TASK GOAL
Pick out each line containing the string "лунку" and copy it.

RECORDS PROVIDED
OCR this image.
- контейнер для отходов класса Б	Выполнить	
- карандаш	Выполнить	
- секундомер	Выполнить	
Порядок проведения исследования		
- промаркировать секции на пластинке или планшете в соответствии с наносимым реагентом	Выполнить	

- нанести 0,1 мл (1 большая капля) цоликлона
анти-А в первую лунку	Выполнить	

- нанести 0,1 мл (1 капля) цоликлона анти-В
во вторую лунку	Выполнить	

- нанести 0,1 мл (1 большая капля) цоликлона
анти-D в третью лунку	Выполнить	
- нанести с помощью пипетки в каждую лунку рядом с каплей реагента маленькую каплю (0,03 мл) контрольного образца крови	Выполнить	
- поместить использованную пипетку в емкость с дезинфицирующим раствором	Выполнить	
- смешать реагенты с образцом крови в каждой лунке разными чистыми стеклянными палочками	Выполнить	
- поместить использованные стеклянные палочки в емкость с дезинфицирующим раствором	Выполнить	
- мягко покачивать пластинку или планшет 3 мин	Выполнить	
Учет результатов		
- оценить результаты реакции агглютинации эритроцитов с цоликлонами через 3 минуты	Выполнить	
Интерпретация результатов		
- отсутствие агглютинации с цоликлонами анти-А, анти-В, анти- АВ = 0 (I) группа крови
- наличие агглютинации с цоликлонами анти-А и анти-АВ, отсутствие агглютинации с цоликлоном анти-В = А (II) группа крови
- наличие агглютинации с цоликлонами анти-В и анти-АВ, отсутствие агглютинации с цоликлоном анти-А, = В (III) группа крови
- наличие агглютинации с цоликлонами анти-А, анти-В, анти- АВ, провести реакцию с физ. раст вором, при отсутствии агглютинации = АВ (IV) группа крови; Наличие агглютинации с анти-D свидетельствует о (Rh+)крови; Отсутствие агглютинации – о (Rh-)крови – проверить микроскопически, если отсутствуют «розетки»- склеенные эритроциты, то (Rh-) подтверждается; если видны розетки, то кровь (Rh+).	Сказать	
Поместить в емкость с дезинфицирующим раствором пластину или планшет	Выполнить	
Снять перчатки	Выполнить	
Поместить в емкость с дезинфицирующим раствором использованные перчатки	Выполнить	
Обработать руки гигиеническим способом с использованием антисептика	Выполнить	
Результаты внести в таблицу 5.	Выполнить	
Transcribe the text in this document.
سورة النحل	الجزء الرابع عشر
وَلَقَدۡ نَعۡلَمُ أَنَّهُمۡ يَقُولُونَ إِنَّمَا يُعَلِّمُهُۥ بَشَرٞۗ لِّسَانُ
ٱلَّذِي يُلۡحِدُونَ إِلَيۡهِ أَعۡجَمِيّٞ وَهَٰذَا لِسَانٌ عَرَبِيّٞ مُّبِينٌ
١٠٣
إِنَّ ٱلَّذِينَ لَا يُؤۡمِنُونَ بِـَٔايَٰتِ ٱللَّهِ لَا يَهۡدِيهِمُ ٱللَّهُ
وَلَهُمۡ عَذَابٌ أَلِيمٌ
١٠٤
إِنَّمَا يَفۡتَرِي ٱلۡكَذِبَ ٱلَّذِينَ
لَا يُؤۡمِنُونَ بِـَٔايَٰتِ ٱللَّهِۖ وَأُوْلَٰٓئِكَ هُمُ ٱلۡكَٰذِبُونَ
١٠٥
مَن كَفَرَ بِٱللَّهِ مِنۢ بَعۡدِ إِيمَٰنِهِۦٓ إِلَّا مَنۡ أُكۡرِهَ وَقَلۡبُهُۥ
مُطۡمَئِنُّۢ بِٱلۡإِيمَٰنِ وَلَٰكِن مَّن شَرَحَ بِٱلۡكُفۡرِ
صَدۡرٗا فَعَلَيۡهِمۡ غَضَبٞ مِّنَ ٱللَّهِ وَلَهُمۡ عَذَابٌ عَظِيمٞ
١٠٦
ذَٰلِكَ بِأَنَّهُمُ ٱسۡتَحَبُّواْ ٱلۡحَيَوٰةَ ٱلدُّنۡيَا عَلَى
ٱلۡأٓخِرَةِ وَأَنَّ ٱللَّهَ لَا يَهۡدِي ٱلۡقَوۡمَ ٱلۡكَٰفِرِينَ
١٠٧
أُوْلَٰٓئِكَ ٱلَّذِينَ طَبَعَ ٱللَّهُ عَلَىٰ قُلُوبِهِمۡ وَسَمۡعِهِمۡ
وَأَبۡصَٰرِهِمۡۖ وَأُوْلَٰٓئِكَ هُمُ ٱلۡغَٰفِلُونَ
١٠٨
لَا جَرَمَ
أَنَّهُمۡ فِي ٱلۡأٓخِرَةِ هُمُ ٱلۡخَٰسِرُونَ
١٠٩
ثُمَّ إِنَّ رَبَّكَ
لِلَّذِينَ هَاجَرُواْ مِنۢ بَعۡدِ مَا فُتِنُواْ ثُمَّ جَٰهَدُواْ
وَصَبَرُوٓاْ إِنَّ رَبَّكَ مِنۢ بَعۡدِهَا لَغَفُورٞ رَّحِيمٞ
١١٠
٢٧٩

--

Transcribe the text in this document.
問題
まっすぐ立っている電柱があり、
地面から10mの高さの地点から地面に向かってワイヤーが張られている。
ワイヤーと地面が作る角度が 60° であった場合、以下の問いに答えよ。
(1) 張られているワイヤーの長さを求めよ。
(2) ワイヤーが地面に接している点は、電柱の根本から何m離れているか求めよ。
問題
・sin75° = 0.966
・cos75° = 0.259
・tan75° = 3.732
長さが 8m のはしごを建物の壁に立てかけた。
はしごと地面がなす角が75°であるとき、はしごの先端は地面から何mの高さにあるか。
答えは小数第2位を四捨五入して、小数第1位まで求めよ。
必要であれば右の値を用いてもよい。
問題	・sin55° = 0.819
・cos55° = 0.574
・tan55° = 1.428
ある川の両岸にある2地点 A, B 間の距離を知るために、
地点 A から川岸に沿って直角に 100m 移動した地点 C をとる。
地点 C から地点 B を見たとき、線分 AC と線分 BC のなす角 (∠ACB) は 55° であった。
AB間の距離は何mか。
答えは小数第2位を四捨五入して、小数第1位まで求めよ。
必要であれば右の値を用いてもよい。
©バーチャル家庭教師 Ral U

TASK OUTPUT
анти-А в первую лунку	Выполнить	
во вторую лунку	Выполнить	
анти-D в третью лунку	Выполнить	
- нанести с помощью пипетки в каждую лунку рядом с каплей реагента маленькую каплю (0,03 мл) контрольного образца крови	Выполнить	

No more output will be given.